Short exercise
Scan the records for the string "Islamic"; copy each line where it occurs.
[START Data to process]
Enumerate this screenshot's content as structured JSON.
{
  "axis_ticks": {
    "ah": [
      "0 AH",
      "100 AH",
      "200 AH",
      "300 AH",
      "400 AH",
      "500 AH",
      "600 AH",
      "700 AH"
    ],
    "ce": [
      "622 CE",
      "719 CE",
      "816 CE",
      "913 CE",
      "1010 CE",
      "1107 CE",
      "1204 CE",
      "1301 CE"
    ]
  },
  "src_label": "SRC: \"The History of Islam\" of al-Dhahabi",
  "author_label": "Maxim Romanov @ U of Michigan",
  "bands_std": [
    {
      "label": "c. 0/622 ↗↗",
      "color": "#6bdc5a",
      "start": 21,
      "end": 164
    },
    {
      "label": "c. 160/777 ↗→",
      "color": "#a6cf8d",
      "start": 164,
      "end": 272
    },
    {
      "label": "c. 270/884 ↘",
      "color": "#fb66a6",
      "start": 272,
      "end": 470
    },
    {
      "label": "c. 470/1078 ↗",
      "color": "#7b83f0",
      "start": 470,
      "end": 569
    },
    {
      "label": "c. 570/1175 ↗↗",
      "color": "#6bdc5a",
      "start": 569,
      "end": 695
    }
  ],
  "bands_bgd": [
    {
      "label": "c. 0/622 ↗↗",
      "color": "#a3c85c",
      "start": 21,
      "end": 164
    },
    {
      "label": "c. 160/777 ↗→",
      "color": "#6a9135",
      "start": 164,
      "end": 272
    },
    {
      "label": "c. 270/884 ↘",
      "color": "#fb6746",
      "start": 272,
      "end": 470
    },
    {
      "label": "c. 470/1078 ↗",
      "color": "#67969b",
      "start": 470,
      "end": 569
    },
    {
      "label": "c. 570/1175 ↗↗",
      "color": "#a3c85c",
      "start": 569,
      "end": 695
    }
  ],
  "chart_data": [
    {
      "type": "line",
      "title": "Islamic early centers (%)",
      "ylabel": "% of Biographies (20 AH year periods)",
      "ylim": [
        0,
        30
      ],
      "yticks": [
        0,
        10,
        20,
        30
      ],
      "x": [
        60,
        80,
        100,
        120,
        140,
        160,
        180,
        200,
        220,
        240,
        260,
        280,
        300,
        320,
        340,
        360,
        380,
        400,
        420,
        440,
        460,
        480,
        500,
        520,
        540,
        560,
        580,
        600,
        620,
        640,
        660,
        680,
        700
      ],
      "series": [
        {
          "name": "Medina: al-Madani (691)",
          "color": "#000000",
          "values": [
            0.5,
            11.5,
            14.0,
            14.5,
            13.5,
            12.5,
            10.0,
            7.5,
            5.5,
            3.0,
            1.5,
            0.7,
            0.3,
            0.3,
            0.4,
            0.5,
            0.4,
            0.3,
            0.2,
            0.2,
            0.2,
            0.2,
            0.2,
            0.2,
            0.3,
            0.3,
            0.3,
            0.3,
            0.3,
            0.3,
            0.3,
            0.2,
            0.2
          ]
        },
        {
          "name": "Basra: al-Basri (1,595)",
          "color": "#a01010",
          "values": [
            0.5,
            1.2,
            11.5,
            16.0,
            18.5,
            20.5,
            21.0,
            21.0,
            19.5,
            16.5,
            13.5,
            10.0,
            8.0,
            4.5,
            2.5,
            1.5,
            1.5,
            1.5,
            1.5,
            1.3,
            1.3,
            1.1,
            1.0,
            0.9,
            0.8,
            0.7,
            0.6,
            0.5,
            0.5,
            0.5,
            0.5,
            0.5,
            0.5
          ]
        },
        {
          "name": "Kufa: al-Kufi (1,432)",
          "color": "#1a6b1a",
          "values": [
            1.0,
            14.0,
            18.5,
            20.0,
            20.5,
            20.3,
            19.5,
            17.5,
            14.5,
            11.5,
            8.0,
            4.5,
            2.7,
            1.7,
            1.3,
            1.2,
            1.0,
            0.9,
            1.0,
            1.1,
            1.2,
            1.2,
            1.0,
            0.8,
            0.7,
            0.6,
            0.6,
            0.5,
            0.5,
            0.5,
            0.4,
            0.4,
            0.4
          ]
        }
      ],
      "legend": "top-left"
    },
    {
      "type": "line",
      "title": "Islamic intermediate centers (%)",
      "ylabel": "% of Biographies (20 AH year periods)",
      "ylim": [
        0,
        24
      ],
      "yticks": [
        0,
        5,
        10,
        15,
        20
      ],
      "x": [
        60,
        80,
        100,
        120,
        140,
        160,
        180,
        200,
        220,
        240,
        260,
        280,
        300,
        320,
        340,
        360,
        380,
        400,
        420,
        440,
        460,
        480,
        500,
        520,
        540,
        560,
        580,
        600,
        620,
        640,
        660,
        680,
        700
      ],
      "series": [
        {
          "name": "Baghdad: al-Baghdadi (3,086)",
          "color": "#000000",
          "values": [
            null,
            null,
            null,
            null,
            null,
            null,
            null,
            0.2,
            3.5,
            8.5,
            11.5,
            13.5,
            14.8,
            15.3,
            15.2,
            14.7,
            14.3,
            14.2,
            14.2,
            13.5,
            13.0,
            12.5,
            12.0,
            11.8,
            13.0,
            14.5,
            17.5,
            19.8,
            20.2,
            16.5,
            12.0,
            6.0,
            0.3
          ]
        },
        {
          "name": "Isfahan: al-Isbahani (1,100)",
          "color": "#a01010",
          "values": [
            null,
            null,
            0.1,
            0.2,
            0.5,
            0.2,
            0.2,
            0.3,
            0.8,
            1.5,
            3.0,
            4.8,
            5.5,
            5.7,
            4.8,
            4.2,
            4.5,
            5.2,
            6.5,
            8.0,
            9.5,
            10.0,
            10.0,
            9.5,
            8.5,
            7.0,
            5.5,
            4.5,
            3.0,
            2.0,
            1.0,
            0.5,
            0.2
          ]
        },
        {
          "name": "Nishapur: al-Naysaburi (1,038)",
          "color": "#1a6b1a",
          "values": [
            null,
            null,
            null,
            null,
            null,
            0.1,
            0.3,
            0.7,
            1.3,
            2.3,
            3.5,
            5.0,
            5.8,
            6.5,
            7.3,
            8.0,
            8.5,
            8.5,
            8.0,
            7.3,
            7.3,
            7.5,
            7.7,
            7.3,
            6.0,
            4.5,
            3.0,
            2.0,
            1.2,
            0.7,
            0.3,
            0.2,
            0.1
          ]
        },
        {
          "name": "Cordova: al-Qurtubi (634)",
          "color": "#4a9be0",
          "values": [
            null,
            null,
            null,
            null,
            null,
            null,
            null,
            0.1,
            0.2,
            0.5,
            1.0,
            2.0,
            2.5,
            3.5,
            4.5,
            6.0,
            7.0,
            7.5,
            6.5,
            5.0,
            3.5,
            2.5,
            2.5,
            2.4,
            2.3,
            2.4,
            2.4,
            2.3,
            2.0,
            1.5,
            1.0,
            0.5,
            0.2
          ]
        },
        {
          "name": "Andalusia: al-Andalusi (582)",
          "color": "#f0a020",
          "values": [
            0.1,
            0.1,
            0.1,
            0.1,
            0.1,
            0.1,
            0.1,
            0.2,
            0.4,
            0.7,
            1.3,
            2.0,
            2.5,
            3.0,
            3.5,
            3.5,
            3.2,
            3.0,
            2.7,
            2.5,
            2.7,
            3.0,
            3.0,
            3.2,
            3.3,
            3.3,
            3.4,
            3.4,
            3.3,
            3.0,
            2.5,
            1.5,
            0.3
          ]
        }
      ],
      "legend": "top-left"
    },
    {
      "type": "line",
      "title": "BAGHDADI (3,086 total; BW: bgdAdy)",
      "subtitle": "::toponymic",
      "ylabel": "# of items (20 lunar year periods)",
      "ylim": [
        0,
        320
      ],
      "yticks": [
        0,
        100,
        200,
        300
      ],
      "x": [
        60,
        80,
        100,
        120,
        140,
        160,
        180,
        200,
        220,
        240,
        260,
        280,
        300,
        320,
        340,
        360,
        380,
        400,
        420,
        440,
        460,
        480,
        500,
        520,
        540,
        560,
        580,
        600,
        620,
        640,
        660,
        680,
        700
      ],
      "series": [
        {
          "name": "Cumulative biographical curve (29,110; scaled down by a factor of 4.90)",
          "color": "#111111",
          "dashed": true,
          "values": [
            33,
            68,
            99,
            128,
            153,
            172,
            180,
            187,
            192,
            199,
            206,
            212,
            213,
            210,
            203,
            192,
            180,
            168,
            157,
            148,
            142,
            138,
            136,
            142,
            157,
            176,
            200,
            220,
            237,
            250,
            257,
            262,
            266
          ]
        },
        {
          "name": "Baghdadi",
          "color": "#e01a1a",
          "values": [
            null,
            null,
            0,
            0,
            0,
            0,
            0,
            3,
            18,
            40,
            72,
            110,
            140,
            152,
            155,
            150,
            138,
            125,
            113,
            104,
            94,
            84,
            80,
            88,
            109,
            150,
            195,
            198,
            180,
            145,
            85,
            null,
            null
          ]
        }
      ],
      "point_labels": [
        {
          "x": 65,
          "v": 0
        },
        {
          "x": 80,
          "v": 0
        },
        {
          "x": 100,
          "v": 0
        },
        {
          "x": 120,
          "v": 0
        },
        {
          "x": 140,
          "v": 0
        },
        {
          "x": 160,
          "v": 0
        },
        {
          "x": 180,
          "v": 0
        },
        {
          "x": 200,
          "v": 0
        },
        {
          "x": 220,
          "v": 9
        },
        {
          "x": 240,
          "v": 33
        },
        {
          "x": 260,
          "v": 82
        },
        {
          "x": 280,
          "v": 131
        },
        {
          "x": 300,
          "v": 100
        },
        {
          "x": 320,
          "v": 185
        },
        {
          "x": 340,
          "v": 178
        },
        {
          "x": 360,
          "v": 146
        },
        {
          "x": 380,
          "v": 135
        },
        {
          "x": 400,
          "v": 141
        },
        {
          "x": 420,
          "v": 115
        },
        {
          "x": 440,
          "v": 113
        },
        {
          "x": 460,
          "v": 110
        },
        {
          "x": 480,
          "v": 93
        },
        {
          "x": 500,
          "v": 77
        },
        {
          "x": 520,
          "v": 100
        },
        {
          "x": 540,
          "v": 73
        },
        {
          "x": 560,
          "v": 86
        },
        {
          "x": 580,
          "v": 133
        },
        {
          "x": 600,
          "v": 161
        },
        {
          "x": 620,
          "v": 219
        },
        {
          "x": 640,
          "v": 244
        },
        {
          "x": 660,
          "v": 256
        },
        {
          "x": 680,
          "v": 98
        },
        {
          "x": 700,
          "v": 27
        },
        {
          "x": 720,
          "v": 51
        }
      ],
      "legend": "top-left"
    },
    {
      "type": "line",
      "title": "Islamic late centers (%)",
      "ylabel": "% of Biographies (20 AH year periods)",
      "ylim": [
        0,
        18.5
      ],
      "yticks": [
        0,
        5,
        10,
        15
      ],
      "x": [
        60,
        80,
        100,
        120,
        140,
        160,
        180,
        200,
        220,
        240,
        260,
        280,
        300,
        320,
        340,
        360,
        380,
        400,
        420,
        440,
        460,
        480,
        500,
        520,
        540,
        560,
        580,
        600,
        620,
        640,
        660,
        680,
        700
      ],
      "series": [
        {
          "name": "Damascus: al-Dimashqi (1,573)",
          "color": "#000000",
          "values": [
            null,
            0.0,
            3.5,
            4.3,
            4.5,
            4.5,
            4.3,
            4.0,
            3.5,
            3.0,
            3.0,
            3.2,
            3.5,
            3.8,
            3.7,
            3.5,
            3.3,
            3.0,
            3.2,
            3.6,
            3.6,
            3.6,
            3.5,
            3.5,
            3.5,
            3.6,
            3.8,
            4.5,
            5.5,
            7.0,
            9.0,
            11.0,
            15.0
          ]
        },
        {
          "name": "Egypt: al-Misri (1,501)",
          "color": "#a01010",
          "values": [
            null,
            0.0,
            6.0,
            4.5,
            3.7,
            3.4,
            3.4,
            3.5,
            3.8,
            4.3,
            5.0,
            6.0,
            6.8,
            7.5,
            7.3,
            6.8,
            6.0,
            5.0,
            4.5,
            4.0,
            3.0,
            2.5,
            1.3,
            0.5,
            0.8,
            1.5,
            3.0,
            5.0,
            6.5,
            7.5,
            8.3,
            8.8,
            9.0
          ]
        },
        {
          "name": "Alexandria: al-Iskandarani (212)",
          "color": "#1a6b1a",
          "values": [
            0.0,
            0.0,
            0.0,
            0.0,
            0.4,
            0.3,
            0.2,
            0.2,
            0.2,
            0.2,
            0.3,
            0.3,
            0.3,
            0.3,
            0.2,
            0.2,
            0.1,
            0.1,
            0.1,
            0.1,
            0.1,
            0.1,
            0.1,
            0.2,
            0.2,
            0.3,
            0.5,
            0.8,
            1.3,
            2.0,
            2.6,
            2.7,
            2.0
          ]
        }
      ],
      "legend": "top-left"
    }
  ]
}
[END Data to process]
Full output
      "title": "Islamic early centers (%)",
      "title": "Islamic intermediate centers (%)",
      "title": "Islamic late centers (%)",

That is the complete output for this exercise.